### Task to carry out
Pull every line containing "Существительные" from the entries.

── The records

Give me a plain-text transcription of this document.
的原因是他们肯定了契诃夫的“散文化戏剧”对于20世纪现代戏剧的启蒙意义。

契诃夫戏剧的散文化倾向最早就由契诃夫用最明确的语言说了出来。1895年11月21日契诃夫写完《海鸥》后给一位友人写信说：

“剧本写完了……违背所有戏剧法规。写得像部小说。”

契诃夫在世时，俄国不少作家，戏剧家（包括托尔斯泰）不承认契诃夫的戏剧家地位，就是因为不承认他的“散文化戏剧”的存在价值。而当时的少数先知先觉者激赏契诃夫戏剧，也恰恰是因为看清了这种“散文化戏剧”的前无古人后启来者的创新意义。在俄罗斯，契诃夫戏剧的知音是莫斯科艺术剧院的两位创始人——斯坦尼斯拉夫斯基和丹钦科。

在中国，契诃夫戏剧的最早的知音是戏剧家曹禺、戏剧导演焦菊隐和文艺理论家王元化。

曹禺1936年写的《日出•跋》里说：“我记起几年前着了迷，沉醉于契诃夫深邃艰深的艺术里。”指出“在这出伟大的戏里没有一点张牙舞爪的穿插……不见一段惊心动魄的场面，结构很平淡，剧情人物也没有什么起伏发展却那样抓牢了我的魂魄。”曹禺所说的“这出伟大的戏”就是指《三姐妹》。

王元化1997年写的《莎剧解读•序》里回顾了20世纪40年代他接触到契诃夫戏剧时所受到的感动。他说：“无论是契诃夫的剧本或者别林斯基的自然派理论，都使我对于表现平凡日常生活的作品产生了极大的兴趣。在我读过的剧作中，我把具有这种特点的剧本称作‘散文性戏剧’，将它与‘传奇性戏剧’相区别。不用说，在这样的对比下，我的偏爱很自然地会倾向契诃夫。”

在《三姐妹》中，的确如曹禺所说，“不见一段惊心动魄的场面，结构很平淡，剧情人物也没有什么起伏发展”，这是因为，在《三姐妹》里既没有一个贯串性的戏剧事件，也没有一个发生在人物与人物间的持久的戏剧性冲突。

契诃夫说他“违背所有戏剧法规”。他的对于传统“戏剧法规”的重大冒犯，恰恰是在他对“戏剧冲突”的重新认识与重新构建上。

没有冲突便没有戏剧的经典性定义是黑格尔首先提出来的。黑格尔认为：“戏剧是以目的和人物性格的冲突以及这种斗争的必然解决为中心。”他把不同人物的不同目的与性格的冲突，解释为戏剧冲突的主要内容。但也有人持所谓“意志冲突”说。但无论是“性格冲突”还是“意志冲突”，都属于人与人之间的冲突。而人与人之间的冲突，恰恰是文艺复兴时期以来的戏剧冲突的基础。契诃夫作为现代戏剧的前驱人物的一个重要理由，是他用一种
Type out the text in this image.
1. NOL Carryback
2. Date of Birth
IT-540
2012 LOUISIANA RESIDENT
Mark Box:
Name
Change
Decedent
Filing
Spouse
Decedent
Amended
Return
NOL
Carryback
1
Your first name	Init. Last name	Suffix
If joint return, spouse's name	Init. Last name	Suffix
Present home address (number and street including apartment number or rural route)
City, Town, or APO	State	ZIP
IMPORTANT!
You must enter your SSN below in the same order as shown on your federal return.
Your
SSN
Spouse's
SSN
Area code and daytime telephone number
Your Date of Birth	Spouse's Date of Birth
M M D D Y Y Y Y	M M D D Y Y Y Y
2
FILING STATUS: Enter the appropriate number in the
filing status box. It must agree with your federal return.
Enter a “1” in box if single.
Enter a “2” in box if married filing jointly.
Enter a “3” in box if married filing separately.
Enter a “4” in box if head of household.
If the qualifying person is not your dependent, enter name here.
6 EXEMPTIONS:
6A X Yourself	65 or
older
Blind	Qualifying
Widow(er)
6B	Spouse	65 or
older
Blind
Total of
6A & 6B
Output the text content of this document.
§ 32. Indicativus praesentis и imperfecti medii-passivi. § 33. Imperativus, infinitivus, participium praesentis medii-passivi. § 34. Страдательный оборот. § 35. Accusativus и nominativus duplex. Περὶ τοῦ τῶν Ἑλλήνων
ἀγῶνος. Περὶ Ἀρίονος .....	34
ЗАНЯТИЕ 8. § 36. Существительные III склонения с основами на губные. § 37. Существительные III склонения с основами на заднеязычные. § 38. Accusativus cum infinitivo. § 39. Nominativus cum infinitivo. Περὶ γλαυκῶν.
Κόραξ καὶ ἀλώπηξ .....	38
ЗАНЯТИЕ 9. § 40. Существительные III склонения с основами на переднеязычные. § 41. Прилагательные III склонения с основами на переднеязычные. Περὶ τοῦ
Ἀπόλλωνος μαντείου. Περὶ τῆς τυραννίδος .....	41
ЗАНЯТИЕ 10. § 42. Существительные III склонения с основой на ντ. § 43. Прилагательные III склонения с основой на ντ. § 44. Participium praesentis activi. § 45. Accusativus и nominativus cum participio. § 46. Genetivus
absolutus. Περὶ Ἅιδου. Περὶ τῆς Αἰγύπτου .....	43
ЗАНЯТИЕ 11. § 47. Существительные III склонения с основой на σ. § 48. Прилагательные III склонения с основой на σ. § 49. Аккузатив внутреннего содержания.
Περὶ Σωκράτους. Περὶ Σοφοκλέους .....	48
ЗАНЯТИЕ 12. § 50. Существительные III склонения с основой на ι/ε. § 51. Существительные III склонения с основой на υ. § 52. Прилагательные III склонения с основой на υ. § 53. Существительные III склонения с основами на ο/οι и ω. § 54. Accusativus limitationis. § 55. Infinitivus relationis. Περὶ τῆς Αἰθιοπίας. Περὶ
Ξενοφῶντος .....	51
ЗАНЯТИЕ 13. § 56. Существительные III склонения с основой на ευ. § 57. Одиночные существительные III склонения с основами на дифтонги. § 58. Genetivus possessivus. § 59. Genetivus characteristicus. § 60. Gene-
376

────

### Problem solution
ЗАНЯТИЕ 8. § 36. Существительные III склонения с основами на губные. § 37. Существительные III склонения с основами на заднеязычные. § 38. Accusativus cum infinitivo. § 39. Nominativus cum infinitivo. Περὶ γλαυκῶν.
ЗАНЯТИЕ 9. § 40. Существительные III склонения с основами на переднеязычные. § 41. Прилагательные III склонения с основами на переднеязычные. Περὶ τοῦ
ЗАНЯТИЕ 10. § 42. Существительные III склонения с основой на ντ. § 43. Прилагательные III склонения с основой на ντ. § 44. Participium praesentis activi. § 45. Accusativus и nominativus cum participio. § 46. Genetivus
ЗАНЯТИЕ 11. § 47. Существительные III склонения с основой на σ. § 48. Прилагательные III склонения с основой на σ. § 49. Аккузатив внутреннего содержания.
ЗАНЯТИЕ 12. § 50. Существительные III склонения с основой на ι/ε. § 51. Существительные III склонения с основой на υ. § 52. Прилагательные III склонения с основой на υ. § 53. Существительные III склонения с основами на ο/οι и ω. § 54. Accusativus limitationis. § 55. Infinitivus relationis. Περὶ τῆς Αἰθιοπίας. Περὶ
ЗАНЯТИЕ 13. § 56. Существительные III склонения с основой на ευ. § 57. Одиночные существительные III склонения с основами на дифтонги. § 58. Genetivus possessivus. § 59. Genetivus characteristicus. § 60. Gene-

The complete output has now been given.